Entries of transcribed document text
· · · · · · ·
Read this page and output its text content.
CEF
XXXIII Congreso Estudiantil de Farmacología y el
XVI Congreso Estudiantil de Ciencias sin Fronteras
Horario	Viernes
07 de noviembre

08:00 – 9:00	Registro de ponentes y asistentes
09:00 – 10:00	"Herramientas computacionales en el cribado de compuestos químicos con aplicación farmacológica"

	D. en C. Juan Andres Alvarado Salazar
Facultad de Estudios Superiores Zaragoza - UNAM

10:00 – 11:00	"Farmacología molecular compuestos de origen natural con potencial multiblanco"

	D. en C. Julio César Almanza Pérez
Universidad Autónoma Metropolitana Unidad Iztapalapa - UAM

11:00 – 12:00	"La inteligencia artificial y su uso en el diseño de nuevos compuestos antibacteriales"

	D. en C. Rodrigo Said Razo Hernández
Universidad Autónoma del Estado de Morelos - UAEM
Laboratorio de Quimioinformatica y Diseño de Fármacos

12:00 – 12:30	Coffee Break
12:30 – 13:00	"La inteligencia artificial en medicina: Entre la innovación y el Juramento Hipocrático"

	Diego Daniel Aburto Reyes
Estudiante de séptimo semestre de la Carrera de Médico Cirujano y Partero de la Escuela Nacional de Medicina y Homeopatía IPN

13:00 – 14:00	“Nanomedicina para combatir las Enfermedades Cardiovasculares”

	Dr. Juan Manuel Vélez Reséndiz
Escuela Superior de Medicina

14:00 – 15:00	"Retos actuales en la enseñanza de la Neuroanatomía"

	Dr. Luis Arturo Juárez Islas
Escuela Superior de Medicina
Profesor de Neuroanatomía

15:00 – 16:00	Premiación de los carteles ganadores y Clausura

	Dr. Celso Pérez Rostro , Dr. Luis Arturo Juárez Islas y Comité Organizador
· · · · · · ·
Your instructions:
Your task is to give back every record exactly.

Response to the task:
Read this page and output its text content.
CEF
XXXIII Congreso Estudiantil de Farmacología y el
XVI Congreso Estudiantil de Ciencias sin Fronteras
Horario	Viernes
07 de noviembre

08:00 – 9:00	Registro de ponentes y asistentes
09:00 – 10:00	"Herramientas computacionales en el cribado de compuestos químicos con aplicación farmacológica"

	D. en C. Juan Andres Alvarado Salazar
Facultad de Estudios Superiores Zaragoza - UNAM

10:00 – 11:00	"Farmacología molecular compuestos de origen natural con potencial multiblanco"

	D. en C. Julio César Almanza Pérez
Universidad Autónoma Metropolitana Unidad Iztapalapa - UAM

11:00 – 12:00	"La inteligencia artificial y su uso en el diseño de nuevos compuestos antibacteriales"

	D. en C. Rodrigo Said Razo Hernández
Universidad Autónoma del Estado de Morelos - UAEM
Laboratorio de Quimioinformatica y Diseño de Fármacos

12:00 – 12:30	Coffee Break
12:30 – 13:00	"La inteligencia artificial en medicina: Entre la innovación y el Juramento Hipocrático"

	Diego Daniel Aburto Reyes
Estudiante de séptimo semestre de la Carrera de Médico Cirujano y Partero de la Escuela Nacional de Medicina y Homeopatía IPN

13:00 – 14:00	“Nanomedicina para combatir las Enfermedades Cardiovasculares”

	Dr. Juan Manuel Vélez Reséndiz
Escuela Superior de Medicina

14:00 – 15:00	"Retos actuales en la enseñanza de la Neuroanatomía"

	Dr. Luis Arturo Juárez Islas
Escuela Superior de Medicina
Profesor de Neuroanatomía

15:00 – 16:00	Premiación de los carteles ganadores y Clausura

	Dr. Celso Pérez Rostro , Dr. Luis Arturo Juárez Islas y Comité Organizador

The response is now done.